Task directions:
Type out every line below exactly as it reads.

--- start Data provided ---

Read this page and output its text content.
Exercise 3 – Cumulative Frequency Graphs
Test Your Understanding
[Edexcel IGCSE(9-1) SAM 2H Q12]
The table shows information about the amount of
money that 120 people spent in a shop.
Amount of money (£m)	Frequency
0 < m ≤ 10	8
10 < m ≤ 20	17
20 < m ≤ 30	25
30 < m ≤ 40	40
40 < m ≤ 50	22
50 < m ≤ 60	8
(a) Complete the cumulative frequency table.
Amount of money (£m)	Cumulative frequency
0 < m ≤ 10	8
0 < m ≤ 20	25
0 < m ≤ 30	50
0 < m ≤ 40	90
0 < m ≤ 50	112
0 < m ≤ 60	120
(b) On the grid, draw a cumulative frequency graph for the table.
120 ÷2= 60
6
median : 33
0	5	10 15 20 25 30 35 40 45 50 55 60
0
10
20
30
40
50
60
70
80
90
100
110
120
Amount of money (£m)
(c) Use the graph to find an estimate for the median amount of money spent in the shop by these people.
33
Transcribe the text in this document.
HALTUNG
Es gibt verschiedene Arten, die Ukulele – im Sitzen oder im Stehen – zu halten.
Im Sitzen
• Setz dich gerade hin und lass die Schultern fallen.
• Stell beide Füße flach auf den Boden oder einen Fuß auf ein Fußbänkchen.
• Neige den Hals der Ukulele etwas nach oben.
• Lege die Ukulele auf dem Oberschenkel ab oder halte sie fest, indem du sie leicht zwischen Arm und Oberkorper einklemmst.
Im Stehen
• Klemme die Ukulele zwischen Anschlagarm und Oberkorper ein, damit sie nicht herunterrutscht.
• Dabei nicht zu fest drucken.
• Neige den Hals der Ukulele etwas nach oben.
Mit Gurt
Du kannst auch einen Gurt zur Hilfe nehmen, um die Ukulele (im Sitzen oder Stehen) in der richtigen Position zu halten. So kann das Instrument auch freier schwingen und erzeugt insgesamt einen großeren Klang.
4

--- end Data provided ---

Reply:
Read this page and output its text content.
Exercise 3 – Cumulative Frequency Graphs
Test Your Understanding
[Edexcel IGCSE(9-1) SAM 2H Q12]
The table shows information about the amount of
money that 120 people spent in a shop.
Amount of money (£m)	Frequency
0 < m ≤ 10	8
10 < m ≤ 20	17
20 < m ≤ 30	25
30 < m ≤ 40	40
40 < m ≤ 50	22
50 < m ≤ 60	8
(a) Complete the cumulative frequency table.
Amount of money (£m)	Cumulative frequency
0 < m ≤ 10	8
0 < m ≤ 20	25
0 < m ≤ 30	50
0 < m ≤ 40	90
0 < m ≤ 50	112
0 < m ≤ 60	120
(b) On the grid, draw a cumulative frequency graph for the table.
120 ÷2= 60
6
median : 33
0	5	10 15 20 25 30 35 40 45 50 55 60
0
10
20
30
40
50
60
70
80
90
100
110
120
Amount of money (£m)
(c) Use the graph to find an estimate for the median amount of money spent in the shop by these people.
33
Transcribe the text in this document.
HALTUNG
Es gibt verschiedene Arten, die Ukulele – im Sitzen oder im Stehen – zu halten.
Im Sitzen
• Setz dich gerade hin und lass die Schultern fallen.
• Stell beide Füße flach auf den Boden oder einen Fuß auf ein Fußbänkchen.
• Neige den Hals der Ukulele etwas nach oben.
• Lege die Ukulele auf dem Oberschenkel ab oder halte sie fest, indem du sie leicht zwischen Arm und Oberkorper einklemmst.
Im Stehen
• Klemme die Ukulele zwischen Anschlagarm und Oberkorper ein, damit sie nicht herunterrutscht.
• Dabei nicht zu fest drucken.
• Neige den Hals der Ukulele etwas nach oben.
Mit Gurt
Du kannst auch einen Gurt zur Hilfe nehmen, um die Ukulele (im Sitzen oder Stehen) in der richtigen Position zu halten. So kann das Instrument auch freier schwingen und erzeugt insgesamt einen großeren Klang.
4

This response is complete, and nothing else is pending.